* Start Records supplied *
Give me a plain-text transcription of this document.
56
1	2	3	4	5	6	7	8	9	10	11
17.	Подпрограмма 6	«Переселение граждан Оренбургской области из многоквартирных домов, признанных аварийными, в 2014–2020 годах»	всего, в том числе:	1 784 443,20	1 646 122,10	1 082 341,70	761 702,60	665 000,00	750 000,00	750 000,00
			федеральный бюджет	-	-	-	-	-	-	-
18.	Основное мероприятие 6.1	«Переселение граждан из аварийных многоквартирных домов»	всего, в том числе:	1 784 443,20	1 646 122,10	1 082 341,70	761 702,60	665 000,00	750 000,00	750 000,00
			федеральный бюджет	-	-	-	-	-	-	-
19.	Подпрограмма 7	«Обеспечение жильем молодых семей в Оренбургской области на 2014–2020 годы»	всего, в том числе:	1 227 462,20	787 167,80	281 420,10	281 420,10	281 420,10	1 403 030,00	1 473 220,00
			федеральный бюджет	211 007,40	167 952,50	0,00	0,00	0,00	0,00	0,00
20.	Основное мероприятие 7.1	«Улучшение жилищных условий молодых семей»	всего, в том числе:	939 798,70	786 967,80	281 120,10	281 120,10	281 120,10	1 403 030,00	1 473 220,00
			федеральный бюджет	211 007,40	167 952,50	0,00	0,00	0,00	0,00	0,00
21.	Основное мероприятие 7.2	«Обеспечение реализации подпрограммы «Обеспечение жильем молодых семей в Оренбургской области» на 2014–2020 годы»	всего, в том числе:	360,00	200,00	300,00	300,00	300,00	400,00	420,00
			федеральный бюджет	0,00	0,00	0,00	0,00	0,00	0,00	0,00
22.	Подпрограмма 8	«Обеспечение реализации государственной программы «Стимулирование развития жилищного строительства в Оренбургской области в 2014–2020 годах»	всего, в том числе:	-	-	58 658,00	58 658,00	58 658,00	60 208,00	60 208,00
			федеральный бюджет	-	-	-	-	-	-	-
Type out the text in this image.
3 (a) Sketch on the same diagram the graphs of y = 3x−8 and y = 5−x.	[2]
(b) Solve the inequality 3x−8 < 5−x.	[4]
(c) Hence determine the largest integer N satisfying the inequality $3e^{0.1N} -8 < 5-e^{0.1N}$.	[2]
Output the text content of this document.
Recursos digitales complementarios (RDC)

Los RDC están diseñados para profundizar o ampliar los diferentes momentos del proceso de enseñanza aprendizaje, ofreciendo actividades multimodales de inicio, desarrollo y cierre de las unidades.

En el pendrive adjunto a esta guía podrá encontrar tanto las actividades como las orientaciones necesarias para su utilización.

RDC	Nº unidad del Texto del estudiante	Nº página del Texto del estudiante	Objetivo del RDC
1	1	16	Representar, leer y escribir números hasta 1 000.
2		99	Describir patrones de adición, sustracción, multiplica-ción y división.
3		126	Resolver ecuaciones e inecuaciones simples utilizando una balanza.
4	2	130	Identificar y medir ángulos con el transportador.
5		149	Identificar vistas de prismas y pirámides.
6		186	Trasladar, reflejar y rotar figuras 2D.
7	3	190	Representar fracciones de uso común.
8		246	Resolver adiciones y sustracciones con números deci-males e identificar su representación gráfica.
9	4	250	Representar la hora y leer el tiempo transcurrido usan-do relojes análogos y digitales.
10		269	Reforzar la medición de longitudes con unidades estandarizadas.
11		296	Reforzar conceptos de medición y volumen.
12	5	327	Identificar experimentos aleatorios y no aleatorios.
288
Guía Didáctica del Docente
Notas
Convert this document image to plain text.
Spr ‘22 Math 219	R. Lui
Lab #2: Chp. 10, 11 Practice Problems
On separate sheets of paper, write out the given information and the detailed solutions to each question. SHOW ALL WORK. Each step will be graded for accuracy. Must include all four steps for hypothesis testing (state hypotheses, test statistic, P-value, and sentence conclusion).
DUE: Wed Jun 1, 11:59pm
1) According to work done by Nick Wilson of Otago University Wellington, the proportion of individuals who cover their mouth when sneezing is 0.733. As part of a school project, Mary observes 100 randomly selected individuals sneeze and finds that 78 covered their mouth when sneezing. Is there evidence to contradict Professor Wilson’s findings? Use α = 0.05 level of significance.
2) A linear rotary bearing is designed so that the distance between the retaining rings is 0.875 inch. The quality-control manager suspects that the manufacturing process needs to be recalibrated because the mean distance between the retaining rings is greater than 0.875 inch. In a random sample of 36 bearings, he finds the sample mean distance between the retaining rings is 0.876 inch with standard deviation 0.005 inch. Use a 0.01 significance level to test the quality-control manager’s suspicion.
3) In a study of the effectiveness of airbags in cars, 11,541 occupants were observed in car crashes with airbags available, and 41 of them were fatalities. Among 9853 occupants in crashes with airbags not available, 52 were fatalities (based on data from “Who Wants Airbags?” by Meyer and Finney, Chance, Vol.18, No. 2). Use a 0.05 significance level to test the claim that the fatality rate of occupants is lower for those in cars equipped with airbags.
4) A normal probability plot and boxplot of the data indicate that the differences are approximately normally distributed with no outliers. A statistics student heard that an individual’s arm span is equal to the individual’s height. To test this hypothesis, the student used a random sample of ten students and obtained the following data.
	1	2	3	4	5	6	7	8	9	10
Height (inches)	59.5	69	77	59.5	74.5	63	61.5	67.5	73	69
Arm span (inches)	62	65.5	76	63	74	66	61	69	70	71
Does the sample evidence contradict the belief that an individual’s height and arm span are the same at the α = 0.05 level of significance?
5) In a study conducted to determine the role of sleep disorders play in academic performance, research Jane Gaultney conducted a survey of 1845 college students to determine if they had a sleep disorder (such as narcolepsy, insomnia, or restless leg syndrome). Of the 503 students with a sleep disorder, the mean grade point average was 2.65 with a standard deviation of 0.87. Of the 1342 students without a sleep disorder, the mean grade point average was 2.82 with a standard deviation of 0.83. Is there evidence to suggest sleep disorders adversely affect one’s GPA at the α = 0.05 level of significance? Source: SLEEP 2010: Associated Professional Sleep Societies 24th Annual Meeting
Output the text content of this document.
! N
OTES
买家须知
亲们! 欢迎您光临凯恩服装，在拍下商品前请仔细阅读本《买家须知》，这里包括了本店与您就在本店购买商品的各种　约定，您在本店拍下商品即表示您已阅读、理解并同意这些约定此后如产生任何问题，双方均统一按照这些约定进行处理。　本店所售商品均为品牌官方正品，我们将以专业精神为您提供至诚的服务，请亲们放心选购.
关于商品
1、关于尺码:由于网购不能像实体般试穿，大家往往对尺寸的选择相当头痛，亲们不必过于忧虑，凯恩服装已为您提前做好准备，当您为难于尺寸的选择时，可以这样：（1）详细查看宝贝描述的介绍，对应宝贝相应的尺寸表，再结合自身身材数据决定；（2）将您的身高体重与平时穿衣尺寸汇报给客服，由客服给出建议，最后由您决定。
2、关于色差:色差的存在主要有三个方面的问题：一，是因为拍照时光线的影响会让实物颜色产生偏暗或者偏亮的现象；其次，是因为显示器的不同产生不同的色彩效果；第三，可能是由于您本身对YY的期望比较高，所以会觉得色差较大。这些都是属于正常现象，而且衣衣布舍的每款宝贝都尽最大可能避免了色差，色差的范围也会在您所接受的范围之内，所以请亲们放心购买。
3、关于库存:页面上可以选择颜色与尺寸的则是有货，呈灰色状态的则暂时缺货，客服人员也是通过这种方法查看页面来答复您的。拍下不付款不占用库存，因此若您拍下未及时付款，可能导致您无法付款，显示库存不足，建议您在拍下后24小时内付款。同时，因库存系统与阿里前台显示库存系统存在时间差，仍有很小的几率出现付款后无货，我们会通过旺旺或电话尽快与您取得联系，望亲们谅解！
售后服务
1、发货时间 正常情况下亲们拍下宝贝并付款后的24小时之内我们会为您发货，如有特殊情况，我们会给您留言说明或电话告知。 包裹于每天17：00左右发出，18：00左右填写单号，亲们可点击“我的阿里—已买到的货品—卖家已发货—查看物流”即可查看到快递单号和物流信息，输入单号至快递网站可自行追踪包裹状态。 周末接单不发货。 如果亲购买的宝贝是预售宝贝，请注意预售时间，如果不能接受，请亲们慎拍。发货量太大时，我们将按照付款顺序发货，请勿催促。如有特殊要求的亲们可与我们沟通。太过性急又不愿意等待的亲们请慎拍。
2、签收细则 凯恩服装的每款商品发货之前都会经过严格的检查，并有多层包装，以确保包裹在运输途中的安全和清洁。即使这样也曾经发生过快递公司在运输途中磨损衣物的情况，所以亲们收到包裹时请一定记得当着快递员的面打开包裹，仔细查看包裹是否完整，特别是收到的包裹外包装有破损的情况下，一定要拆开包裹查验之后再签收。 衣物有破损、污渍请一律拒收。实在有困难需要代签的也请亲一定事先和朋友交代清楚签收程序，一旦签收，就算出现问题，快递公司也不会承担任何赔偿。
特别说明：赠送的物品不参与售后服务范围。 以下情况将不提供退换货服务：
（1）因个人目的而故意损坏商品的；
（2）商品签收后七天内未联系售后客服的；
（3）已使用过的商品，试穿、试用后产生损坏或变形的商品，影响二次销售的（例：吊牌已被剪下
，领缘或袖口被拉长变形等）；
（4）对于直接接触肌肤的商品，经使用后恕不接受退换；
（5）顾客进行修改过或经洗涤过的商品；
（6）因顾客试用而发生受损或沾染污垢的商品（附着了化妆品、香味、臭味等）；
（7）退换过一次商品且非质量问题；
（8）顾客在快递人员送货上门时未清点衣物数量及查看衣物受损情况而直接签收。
* End Records supplied *
» Direction:
Show all lines from the records above where the word "leer" occurs.

» Correct response:
1	1	16	Representar, leer y escribir números hasta 1 000.
9	4	250	Representar la hora y leer el tiempo transcurrido usan-do relojes análogos y digitales.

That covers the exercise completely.